:: Material provided ::
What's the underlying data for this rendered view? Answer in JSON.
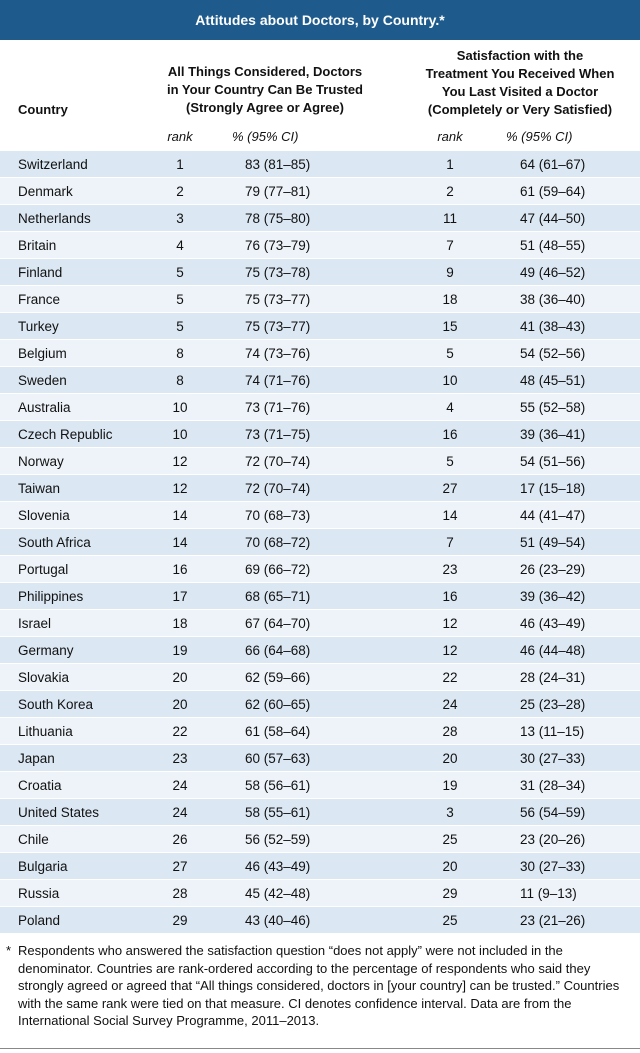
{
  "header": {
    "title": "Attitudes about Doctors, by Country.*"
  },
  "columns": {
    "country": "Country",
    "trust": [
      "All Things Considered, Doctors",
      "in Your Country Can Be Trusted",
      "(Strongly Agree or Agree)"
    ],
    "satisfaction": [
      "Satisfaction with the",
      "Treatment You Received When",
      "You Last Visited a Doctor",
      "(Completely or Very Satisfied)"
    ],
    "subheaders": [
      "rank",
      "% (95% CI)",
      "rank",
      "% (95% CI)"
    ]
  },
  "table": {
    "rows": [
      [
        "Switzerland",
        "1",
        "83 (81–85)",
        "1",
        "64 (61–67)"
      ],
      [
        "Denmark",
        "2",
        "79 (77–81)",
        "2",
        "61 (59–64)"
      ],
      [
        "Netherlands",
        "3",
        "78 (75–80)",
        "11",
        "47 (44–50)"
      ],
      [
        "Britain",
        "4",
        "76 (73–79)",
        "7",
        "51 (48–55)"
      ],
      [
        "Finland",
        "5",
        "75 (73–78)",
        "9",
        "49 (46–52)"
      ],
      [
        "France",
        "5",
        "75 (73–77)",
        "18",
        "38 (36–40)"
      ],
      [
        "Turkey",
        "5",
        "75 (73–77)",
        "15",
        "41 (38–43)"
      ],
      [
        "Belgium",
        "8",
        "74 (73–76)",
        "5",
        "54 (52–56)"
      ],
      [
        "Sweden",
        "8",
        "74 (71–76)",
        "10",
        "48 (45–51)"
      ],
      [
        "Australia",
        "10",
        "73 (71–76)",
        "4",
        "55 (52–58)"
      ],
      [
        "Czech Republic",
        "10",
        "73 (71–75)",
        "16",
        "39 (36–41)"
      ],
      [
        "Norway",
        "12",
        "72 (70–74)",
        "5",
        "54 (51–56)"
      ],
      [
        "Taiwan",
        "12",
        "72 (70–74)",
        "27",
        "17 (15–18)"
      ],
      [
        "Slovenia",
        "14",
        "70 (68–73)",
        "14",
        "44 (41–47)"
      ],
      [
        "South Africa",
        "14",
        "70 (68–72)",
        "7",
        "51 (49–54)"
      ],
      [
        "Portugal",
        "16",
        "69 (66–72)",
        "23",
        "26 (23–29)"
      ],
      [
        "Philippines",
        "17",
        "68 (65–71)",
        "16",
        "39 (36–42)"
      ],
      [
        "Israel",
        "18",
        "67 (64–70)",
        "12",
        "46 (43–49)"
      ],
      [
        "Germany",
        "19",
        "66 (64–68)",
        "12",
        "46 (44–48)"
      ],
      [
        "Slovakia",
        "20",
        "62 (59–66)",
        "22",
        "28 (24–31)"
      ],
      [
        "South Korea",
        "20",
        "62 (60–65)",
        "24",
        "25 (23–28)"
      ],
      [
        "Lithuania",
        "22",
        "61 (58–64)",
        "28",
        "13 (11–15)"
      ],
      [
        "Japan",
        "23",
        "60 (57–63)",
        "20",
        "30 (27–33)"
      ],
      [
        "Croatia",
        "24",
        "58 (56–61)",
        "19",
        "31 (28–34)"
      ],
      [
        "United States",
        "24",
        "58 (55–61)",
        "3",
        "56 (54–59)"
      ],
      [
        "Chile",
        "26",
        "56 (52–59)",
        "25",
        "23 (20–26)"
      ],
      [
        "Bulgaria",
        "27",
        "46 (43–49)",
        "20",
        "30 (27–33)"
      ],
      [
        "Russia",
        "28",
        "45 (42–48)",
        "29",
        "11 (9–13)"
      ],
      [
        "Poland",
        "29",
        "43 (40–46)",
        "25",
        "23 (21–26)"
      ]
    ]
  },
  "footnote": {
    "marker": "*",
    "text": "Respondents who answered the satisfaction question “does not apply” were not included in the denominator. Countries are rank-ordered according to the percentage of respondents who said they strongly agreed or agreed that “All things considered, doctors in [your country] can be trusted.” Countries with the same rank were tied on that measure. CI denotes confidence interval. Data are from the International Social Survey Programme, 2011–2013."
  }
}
:::
List every line in the records above that contains the word "with".

      "Satisfaction with the",
    "text": "Respondents who answered the satisfaction question “does not apply” were not included in the denominator. Countries are rank-ordered according to the percentage of respondents who said they strongly agreed or agreed that “All things considered, doctors in [your country] can be trusted.” Countries with the same rank were tied on that measure. CI denotes confidence interval. Data are from the International Social Survey Programme, 2011–2013."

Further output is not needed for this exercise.